━━ The input

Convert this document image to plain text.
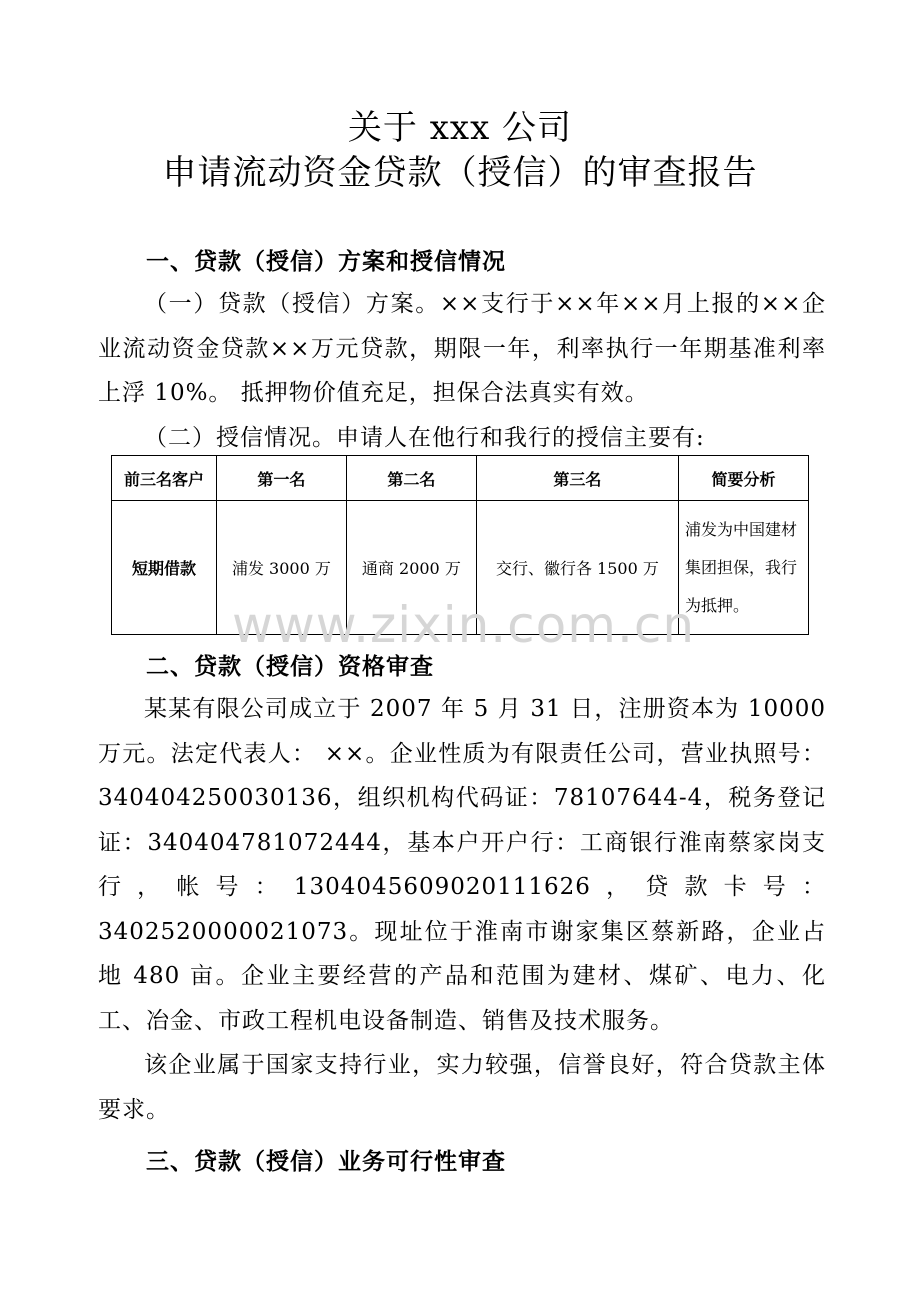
关于 xxx 公司
申请流动资金贷款（授信）的审查报告
一、贷款（授信）方案和授信情况
（一）贷款（授信）方案。××支行于××年××月上报的××企业流动资金贷款××万元贷款，期限一年，利率执行一年期基准利率上浮 10%。 抵押物价值充足，担保合法真实有效。
（二）授信情况。申请人在他行和我行的授信主要有:
前三名客户	第一名	第二名	第三名	简要分析
短期借款	浦发 3000 万	通商 2000 万	交行、徽行各 1500 万	浦发为中国建材集团担保，我行为抵押。
www.zixin.com.cn
二、贷款（授信）资格审查
某某有限公司成立于 2007 年 5 月 31 日，注册资本为 10000 万元。法定代表人： ××。企业性质为有限责任公司，营业执照号：340404250030136，组织机构代码证：78107644-4，税务登记证：340404781072444，基本户开户行：工商银行淮南蔡家岗支行，帐号：1304045609020111626，贷款卡号：3402520000021073。现址位于淮南市谢家集区蔡新路，企业占地 480 亩。企业主要经营的产品和范围为建材、煤矿、电力、化工、冶金、市政工程机电设备制造、销售及技术服务。
该企业属于国家支持行业，实力较强，信誉良好，符合贷款主体要求。
三、贷款（授信）业务可行性审查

━━━━

Each record must be quoted in full and exactly. Do not include the pictures.

Convert this document image to plain text.
关于 xxx 公司
申请流动资金贷款（授信）的审查报告
一、贷款（授信）方案和授信情况
（一）贷款（授信）方案。××支行于××年××月上报的××企业流动资金贷款××万元贷款，期限一年，利率执行一年期基准利率上浮 10%。 抵押物价值充足，担保合法真实有效。
（二）授信情况。申请人在他行和我行的授信主要有:
前三名客户	第一名	第二名	第三名	简要分析
短期借款	浦发 3000 万	通商 2000 万	交行、徽行各 1500 万	浦发为中国建材集团担保，我行为抵押。
www.zixin.com.cn
二、贷款（授信）资格审查
某某有限公司成立于 2007 年 5 月 31 日，注册资本为 10000 万元。法定代表人： ××。企业性质为有限责任公司，营业执照号：340404250030136，组织机构代码证：78107644-4，税务登记证：340404781072444，基本户开户行：工商银行淮南蔡家岗支行，帐号：1304045609020111626，贷款卡号：3402520000021073。现址位于淮南市谢家集区蔡新路，企业占地 480 亩。企业主要经营的产品和范围为建材、煤矿、电力、化工、冶金、市政工程机电设备制造、销售及技术服务。
该企业属于国家支持行业，实力较强，信誉良好，符合贷款主体要求。
三、贷款（授信）业务可行性审查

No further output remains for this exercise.